Copy out the listing that follows, exactly, without its pictures.

# start of Source material

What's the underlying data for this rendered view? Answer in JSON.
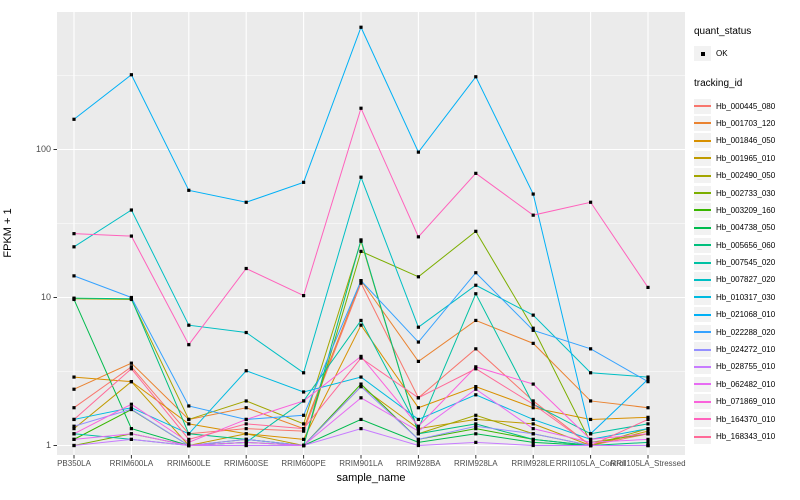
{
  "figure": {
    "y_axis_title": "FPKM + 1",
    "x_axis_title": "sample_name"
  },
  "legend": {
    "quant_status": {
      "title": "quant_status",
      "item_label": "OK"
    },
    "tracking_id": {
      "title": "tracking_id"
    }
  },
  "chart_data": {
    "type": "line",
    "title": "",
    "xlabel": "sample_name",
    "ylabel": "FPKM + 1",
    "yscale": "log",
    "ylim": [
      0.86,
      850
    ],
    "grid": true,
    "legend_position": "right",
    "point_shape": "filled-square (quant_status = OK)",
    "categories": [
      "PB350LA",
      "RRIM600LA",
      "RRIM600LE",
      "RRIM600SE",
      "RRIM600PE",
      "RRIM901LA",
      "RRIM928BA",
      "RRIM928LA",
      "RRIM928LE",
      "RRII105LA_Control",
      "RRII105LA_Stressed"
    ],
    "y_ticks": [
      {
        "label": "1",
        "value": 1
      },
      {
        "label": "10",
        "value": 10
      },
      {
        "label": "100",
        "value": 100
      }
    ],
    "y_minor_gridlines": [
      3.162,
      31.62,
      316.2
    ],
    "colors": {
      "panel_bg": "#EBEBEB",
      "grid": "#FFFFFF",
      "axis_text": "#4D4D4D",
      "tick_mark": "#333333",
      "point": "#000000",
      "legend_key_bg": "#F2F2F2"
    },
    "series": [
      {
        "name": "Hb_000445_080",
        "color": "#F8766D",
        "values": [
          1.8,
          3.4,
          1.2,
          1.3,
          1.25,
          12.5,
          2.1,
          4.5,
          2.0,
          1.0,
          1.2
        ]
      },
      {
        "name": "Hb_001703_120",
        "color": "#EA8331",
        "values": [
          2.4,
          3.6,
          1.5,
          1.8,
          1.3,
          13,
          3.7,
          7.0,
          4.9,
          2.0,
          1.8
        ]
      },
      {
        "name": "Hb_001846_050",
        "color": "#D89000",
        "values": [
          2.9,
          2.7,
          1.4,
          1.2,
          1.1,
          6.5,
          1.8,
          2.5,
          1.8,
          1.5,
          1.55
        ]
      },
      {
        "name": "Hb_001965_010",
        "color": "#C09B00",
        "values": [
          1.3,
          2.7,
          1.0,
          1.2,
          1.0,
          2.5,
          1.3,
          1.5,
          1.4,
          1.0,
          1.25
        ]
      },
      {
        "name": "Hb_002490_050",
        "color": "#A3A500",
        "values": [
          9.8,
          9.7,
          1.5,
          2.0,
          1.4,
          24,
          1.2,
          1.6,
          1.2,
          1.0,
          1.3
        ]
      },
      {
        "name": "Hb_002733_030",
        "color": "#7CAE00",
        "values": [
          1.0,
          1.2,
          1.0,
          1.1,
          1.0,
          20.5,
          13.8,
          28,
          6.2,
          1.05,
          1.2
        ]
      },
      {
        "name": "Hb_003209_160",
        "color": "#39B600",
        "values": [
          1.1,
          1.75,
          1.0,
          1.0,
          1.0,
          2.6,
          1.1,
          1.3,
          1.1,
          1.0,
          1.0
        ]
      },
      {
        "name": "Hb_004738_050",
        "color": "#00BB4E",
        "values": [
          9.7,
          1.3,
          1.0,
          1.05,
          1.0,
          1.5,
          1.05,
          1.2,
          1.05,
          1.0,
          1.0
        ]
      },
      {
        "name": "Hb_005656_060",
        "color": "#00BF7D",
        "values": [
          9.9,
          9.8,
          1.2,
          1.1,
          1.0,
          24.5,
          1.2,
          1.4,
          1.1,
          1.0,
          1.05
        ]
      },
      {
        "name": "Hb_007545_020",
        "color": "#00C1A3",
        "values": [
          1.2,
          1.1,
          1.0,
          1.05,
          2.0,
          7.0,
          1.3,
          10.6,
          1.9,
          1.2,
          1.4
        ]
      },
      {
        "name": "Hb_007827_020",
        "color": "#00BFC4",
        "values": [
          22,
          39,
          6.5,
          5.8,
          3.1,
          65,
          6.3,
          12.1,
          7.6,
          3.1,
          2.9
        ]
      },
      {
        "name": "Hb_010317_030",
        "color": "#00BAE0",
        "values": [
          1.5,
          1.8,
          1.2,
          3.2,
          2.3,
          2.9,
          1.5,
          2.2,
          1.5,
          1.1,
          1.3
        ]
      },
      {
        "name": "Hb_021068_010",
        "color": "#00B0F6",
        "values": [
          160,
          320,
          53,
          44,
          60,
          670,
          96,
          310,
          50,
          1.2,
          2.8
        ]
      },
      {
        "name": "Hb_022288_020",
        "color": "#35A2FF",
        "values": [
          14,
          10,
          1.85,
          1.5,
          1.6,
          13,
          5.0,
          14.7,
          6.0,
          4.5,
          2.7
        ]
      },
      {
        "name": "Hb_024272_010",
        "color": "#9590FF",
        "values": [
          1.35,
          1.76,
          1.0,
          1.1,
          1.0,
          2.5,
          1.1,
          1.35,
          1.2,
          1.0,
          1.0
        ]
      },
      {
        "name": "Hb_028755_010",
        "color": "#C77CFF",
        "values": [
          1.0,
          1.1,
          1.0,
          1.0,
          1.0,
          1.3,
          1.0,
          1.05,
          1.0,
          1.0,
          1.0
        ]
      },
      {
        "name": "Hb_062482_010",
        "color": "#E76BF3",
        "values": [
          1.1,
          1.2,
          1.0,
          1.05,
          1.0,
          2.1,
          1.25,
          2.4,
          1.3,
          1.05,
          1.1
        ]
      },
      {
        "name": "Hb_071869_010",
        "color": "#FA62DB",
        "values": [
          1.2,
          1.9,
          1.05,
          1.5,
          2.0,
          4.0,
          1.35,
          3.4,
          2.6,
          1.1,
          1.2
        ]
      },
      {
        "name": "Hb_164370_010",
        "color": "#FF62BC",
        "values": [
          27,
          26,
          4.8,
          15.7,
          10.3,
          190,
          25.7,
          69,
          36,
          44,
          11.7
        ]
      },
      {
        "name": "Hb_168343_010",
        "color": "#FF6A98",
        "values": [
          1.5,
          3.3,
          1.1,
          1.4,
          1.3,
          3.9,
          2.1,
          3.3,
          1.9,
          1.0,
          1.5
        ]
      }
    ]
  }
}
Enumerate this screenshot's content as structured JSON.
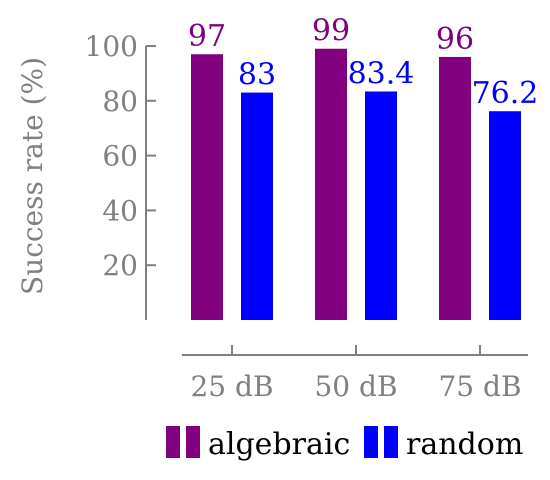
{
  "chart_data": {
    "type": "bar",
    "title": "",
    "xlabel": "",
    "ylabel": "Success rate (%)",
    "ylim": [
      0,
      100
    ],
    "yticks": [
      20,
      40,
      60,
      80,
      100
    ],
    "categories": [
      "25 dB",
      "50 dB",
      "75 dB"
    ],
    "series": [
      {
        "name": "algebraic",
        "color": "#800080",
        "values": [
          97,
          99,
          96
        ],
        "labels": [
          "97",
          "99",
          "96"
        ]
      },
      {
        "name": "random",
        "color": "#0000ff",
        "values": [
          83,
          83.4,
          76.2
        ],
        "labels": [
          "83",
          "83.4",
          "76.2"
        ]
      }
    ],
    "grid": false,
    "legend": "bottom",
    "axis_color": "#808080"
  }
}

# end of Source material

[Response to this exercise]
What's the underlying data for this rendered view? Answer in JSON.
{
  "figure": {
    "y_axis_title": "FPKM + 1",
    "x_axis_title": "sample_name"
  },
  "legend": {
    "quant_status": {
      "title": "quant_status",
      "item_label": "OK"
    },
    "tracking_id": {
      "title": "tracking_id"
    }
  },
  "chart_data": {
    "type": "line",
    "title": "",
    "xlabel": "sample_name",
    "ylabel": "FPKM + 1",
    "yscale": "log",
    "ylim": [
      0.86,
      850
    ],
    "grid": true,
    "legend_position": "right",
    "point_shape": "filled-square (quant_status = OK)",
    "categories": [
      "PB350LA",
      "RRIM600LA",
      "RRIM600LE",
      "RRIM600SE",
      "RRIM600PE",
      "RRIM901LA",
      "RRIM928BA",
      "RRIM928LA",
      "RRIM928LE",
      "RRII105LA_Control",
      "RRII105LA_Stressed"
    ],
    "y_ticks": [
      {
        "label": "1",
        "value": 1
      },
      {
        "label": "10",
        "value": 10
      },
      {
        "label": "100",
        "value": 100
      }
    ],
    "y_minor_gridlines": [
      3.162,
      31.62,
      316.2
    ],
    "colors": {
      "panel_bg": "#EBEBEB",
      "grid": "#FFFFFF",
      "axis_text": "#4D4D4D",
      "tick_mark": "#333333",
      "point": "#000000",
      "legend_key_bg": "#F2F2F2"
    },
    "series": [
      {
        "name": "Hb_000445_080",
        "color": "#F8766D",
        "values": [
          1.8,
          3.4,
          1.2,
          1.3,
          1.25,
          12.5,
          2.1,
          4.5,
          2.0,
          1.0,
          1.2
        ]
      },
      {
        "name": "Hb_001703_120",
        "color": "#EA8331",
        "values": [
          2.4,
          3.6,
          1.5,
          1.8,
          1.3,
          13,
          3.7,
          7.0,
          4.9,
          2.0,
          1.8
        ]
      },
      {
        "name": "Hb_001846_050",
        "color": "#D89000",
        "values": [
          2.9,
          2.7,
          1.4,
          1.2,
          1.1,
          6.5,
          1.8,
          2.5,
          1.8,
          1.5,
          1.55
        ]
      },
      {
        "name": "Hb_001965_010",
        "color": "#C09B00",
        "values": [
          1.3,
          2.7,
          1.0,
          1.2,
          1.0,
          2.5,
          1.3,
          1.5,
          1.4,
          1.0,
          1.25
        ]
      },
      {
        "name": "Hb_002490_050",
        "color": "#A3A500",
        "values": [
          9.8,
          9.7,
          1.5,
          2.0,
          1.4,
          24,
          1.2,
          1.6,
          1.2,
          1.0,
          1.3
        ]
      },
      {
        "name": "Hb_002733_030",
        "color": "#7CAE00",
        "values": [
          1.0,
          1.2,
          1.0,
          1.1,
          1.0,
          20.5,
          13.8,
          28,
          6.2,
          1.05,
          1.2
        ]
      },
      {
        "name": "Hb_003209_160",
        "color": "#39B600",
        "values": [
          1.1,
          1.75,
          1.0,
          1.0,
          1.0,
          2.6,
          1.1,
          1.3,
          1.1,
          1.0,
          1.0
        ]
      },
      {
        "name": "Hb_004738_050",
        "color": "#00BB4E",
        "values": [
          9.7,
          1.3,
          1.0,
          1.05,
          1.0,
          1.5,
          1.05,
          1.2,
          1.05,
          1.0,
          1.0
        ]
      },
      {
        "name": "Hb_005656_060",
        "color": "#00BF7D",
        "values": [
          9.9,
          9.8,
          1.2,
          1.1,
          1.0,
          24.5,
          1.2,
          1.4,
          1.1,
          1.0,
          1.05
        ]
      },
      {
        "name": "Hb_007545_020",
        "color": "#00C1A3",
        "values": [
          1.2,
          1.1,
          1.0,
          1.05,
          2.0,
          7.0,
          1.3,
          10.6,
          1.9,
          1.2,
          1.4
        ]
      },
      {
        "name": "Hb_007827_020",
        "color": "#00BFC4",
        "values": [
          22,
          39,
          6.5,
          5.8,
          3.1,
          65,
          6.3,
          12.1,
          7.6,
          3.1,
          2.9
        ]
      },
      {
        "name": "Hb_010317_030",
        "color": "#00BAE0",
        "values": [
          1.5,
          1.8,
          1.2,
          3.2,
          2.3,
          2.9,
          1.5,
          2.2,
          1.5,
          1.1,
          1.3
        ]
      },
      {
        "name": "Hb_021068_010",
        "color": "#00B0F6",
        "values": [
          160,
          320,
          53,
          44,
          60,
          670,
          96,
          310,
          50,
          1.2,
          2.8
        ]
      },
      {
        "name": "Hb_022288_020",
        "color": "#35A2FF",
        "values": [
          14,
          10,
          1.85,
          1.5,
          1.6,
          13,
          5.0,
          14.7,
          6.0,
          4.5,
          2.7
        ]
      },
      {
        "name": "Hb_024272_010",
        "color": "#9590FF",
        "values": [
          1.35,
          1.76,
          1.0,
          1.1,
          1.0,
          2.5,
          1.1,
          1.35,
          1.2,
          1.0,
          1.0
        ]
      },
      {
        "name": "Hb_028755_010",
        "color": "#C77CFF",
        "values": [
          1.0,
          1.1,
          1.0,
          1.0,
          1.0,
          1.3,
          1.0,
          1.05,
          1.0,
          1.0,
          1.0
        ]
      },
      {
        "name": "Hb_062482_010",
        "color": "#E76BF3",
        "values": [
          1.1,
          1.2,
          1.0,
          1.05,
          1.0,
          2.1,
          1.25,
          2.4,
          1.3,
          1.05,
          1.1
        ]
      },
      {
        "name": "Hb_071869_010",
        "color": "#FA62DB",
        "values": [
          1.2,
          1.9,
          1.05,
          1.5,
          2.0,
          4.0,
          1.35,
          3.4,
          2.6,
          1.1,
          1.2
        ]
      },
      {
        "name": "Hb_164370_010",
        "color": "#FF62BC",
        "values": [
          27,
          26,
          4.8,
          15.7,
          10.3,
          190,
          25.7,
          69,
          36,
          44,
          11.7
        ]
      },
      {
        "name": "Hb_168343_010",
        "color": "#FF6A98",
        "values": [
          1.5,
          3.3,
          1.1,
          1.4,
          1.3,
          3.9,
          2.1,
          3.3,
          1.9,
          1.0,
          1.5
        ]
      }
    ]
  }
}
Enumerate this screenshot's content as structured JSON.
{
  "chart_data": {
    "type": "bar",
    "title": "",
    "xlabel": "",
    "ylabel": "Success rate (%)",
    "ylim": [
      0,
      100
    ],
    "yticks": [
      20,
      40,
      60,
      80,
      100
    ],
    "categories": [
      "25 dB",
      "50 dB",
      "75 dB"
    ],
    "series": [
      {
        "name": "algebraic",
        "color": "#800080",
        "values": [
          97,
          99,
          96
        ],
        "labels": [
          "97",
          "99",
          "96"
        ]
      },
      {
        "name": "random",
        "color": "#0000ff",
        "values": [
          83,
          83.4,
          76.2
        ],
        "labels": [
          "83",
          "83.4",
          "76.2"
        ]
      }
    ],
    "grid": false,
    "legend": "bottom",
    "axis_color": "#808080"
  }
}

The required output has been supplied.